▶ **SHORT TASK**:
Only the lines from the one containing "OCR this image." to the end of the records belong in the output; print them exactly.

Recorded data
"""

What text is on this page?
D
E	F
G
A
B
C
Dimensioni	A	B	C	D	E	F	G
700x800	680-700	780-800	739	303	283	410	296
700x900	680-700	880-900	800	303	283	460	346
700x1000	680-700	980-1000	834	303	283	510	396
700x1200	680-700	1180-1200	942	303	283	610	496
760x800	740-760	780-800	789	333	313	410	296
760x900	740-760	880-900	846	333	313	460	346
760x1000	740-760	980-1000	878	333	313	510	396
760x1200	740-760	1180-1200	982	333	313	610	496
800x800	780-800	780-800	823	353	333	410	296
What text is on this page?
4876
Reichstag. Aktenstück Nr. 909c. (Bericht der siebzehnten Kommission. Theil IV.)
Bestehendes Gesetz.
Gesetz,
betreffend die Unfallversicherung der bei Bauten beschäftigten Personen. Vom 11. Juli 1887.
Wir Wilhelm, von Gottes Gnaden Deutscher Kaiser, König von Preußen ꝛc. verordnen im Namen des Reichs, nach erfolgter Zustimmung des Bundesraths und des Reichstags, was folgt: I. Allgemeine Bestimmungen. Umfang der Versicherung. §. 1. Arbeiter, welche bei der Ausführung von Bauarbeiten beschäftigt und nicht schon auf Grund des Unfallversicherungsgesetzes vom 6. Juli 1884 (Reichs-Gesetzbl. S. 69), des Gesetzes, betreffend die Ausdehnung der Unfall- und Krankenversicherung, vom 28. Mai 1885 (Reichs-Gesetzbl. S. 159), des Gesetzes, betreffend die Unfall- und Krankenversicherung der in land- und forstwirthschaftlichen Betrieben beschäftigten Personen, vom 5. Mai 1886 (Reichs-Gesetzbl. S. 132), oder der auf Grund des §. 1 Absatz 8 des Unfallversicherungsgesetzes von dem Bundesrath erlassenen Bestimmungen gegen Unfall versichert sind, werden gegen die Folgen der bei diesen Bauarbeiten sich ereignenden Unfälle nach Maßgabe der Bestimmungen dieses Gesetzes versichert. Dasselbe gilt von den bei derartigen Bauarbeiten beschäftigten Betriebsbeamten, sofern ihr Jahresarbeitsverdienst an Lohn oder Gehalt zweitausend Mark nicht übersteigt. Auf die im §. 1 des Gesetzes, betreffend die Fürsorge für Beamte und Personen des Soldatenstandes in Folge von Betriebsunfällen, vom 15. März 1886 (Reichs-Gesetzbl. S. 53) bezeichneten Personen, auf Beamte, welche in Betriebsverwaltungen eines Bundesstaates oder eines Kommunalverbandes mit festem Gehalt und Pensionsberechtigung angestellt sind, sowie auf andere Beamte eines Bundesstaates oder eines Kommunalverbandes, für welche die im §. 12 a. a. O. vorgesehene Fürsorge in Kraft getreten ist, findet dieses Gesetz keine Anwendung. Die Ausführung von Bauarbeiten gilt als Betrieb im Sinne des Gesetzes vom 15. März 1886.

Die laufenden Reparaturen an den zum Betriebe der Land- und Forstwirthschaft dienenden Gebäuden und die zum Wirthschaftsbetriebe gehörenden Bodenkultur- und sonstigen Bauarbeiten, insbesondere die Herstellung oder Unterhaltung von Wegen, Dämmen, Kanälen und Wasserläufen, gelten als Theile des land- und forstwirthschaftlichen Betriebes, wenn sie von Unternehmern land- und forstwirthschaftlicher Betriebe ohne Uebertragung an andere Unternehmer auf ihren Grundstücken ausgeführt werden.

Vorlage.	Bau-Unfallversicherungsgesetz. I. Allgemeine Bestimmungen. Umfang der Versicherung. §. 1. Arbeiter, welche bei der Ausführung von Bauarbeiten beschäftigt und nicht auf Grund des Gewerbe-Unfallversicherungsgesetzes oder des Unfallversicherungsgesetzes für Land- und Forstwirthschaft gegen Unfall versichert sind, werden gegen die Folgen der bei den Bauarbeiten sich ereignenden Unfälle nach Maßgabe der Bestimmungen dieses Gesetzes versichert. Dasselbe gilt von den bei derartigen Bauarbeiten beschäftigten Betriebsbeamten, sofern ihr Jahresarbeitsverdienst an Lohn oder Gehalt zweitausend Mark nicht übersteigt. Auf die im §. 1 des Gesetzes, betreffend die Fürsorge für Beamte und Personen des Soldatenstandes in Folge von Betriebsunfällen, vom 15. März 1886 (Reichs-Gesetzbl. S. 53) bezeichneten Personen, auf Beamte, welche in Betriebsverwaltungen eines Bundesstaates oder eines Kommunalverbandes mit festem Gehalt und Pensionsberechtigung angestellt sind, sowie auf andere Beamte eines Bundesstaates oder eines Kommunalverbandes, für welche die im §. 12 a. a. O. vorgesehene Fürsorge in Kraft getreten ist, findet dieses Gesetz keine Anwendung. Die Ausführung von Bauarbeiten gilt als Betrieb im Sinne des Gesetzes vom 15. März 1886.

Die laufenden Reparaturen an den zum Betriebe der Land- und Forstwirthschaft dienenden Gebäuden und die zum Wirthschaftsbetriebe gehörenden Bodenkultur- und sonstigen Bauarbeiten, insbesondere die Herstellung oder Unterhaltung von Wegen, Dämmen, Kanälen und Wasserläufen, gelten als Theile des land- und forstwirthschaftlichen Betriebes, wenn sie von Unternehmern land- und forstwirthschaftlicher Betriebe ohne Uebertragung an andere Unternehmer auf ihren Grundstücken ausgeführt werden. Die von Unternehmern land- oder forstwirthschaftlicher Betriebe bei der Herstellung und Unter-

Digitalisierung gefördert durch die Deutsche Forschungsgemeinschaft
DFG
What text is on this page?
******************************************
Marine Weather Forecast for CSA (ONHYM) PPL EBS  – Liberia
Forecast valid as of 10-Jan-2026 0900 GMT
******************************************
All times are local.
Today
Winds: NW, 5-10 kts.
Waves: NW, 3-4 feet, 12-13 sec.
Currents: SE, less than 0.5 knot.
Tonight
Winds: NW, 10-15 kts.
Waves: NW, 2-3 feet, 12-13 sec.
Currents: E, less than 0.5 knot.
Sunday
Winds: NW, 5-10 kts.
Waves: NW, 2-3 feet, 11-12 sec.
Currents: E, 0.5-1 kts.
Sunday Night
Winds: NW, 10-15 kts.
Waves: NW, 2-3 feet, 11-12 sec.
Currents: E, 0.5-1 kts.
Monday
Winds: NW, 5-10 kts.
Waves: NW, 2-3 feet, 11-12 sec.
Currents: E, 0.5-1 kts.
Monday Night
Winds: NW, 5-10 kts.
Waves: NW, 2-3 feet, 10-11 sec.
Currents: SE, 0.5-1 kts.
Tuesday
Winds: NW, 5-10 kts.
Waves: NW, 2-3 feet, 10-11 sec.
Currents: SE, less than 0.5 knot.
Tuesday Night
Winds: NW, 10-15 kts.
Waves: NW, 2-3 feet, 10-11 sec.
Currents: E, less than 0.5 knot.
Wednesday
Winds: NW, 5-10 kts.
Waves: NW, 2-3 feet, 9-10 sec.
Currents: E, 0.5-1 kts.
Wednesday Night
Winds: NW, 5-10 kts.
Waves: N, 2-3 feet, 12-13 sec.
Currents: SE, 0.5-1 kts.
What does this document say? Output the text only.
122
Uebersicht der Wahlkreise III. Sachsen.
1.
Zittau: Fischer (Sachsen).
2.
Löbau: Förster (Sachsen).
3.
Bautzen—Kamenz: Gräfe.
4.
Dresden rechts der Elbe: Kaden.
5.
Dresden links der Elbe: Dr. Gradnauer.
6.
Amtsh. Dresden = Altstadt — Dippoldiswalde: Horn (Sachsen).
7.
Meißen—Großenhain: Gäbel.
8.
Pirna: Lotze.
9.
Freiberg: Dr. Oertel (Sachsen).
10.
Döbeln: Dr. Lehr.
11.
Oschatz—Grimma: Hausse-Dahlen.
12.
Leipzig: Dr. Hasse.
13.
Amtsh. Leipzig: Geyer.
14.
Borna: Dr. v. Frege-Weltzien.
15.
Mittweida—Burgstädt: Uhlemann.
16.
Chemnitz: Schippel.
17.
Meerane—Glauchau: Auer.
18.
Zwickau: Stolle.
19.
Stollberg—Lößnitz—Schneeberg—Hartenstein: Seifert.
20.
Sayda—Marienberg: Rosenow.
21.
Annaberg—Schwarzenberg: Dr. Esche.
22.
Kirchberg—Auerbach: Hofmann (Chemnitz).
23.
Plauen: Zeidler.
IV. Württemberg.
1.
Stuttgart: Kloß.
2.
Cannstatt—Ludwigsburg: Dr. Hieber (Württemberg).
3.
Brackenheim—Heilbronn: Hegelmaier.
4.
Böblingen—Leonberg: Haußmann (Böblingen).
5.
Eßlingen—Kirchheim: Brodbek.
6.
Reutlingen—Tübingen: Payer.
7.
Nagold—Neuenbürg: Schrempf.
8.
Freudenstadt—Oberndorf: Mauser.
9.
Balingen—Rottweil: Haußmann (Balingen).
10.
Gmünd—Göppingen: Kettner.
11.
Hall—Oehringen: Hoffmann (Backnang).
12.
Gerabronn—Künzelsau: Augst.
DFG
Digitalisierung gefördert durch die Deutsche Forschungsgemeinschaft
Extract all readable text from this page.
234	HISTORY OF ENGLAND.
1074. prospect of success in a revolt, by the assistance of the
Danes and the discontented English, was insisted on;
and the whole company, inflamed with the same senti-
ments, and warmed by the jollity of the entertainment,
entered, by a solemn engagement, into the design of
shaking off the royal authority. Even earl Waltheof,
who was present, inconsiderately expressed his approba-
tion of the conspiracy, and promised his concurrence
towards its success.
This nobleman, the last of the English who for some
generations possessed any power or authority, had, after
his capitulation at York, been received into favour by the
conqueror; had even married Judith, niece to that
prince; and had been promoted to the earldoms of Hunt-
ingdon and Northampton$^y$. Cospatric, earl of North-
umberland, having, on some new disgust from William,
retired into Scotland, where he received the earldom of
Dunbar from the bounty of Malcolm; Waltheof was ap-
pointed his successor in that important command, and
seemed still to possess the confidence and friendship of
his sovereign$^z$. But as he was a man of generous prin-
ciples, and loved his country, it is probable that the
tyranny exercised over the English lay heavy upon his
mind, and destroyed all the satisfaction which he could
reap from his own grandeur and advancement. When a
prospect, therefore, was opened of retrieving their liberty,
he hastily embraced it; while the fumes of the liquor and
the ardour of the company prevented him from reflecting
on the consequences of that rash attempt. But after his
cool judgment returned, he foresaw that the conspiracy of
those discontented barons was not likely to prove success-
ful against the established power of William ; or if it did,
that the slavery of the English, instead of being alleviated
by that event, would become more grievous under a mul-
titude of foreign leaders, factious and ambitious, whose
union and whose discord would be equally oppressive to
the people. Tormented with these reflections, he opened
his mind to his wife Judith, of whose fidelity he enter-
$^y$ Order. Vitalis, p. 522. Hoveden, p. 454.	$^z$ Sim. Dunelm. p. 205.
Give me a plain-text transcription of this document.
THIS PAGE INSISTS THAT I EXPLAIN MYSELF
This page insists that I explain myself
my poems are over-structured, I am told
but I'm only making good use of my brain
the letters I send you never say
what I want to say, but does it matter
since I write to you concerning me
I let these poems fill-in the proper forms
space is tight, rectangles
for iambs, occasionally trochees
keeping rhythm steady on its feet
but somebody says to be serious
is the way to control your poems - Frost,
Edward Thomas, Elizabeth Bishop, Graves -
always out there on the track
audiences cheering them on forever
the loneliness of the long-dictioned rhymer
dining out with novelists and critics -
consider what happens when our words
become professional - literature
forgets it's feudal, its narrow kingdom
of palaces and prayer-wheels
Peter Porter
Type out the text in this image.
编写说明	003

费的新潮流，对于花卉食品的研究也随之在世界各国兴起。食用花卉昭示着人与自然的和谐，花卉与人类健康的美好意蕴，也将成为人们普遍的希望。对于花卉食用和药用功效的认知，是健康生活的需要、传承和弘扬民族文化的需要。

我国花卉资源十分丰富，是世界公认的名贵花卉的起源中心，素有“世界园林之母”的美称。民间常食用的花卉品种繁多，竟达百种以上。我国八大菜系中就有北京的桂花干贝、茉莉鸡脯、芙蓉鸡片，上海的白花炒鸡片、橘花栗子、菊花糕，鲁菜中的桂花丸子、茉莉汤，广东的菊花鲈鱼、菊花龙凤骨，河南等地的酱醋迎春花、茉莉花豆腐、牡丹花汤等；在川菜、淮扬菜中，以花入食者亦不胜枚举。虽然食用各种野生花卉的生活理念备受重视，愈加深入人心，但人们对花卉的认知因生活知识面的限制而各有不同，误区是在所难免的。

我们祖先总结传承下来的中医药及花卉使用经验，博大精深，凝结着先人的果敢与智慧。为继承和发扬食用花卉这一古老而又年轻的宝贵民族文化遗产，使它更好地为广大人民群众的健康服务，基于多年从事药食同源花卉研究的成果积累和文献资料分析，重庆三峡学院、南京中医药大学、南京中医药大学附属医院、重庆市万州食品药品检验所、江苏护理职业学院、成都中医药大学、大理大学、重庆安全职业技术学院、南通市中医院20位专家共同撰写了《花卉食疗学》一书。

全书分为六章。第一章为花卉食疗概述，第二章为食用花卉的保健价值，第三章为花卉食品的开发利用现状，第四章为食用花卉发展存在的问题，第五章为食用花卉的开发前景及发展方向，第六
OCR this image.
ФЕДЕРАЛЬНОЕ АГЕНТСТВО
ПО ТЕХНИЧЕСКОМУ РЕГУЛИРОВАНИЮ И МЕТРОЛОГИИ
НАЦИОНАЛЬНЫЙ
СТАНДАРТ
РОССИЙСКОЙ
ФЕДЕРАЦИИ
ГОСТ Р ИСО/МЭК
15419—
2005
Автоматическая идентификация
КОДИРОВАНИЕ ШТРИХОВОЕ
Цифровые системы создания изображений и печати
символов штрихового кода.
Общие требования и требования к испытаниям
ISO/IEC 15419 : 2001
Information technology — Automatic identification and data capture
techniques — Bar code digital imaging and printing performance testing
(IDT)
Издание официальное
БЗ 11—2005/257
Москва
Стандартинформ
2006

"""

▶ **TASK OUTPUT**:
OCR this image.
ФЕДЕРАЛЬНОЕ АГЕНТСТВО
ПО ТЕХНИЧЕСКОМУ РЕГУЛИРОВАНИЮ И МЕТРОЛОГИИ
НАЦИОНАЛЬНЫЙ
СТАНДАРТ
РОССИЙСКОЙ
ФЕДЕРАЦИИ
ГОСТ Р ИСО/МЭК
15419—
2005
Автоматическая идентификация
КОДИРОВАНИЕ ШТРИХОВОЕ
Цифровые системы создания изображений и печати
символов штрихового кода.
Общие требования и требования к испытаниям
ISO/IEC 15419 : 2001
Information technology — Automatic identification and data capture
techniques — Bar code digital imaging and printing performance testing
(IDT)
Издание официальное
БЗ 11—2005/257
Москва
Стандартинформ
2006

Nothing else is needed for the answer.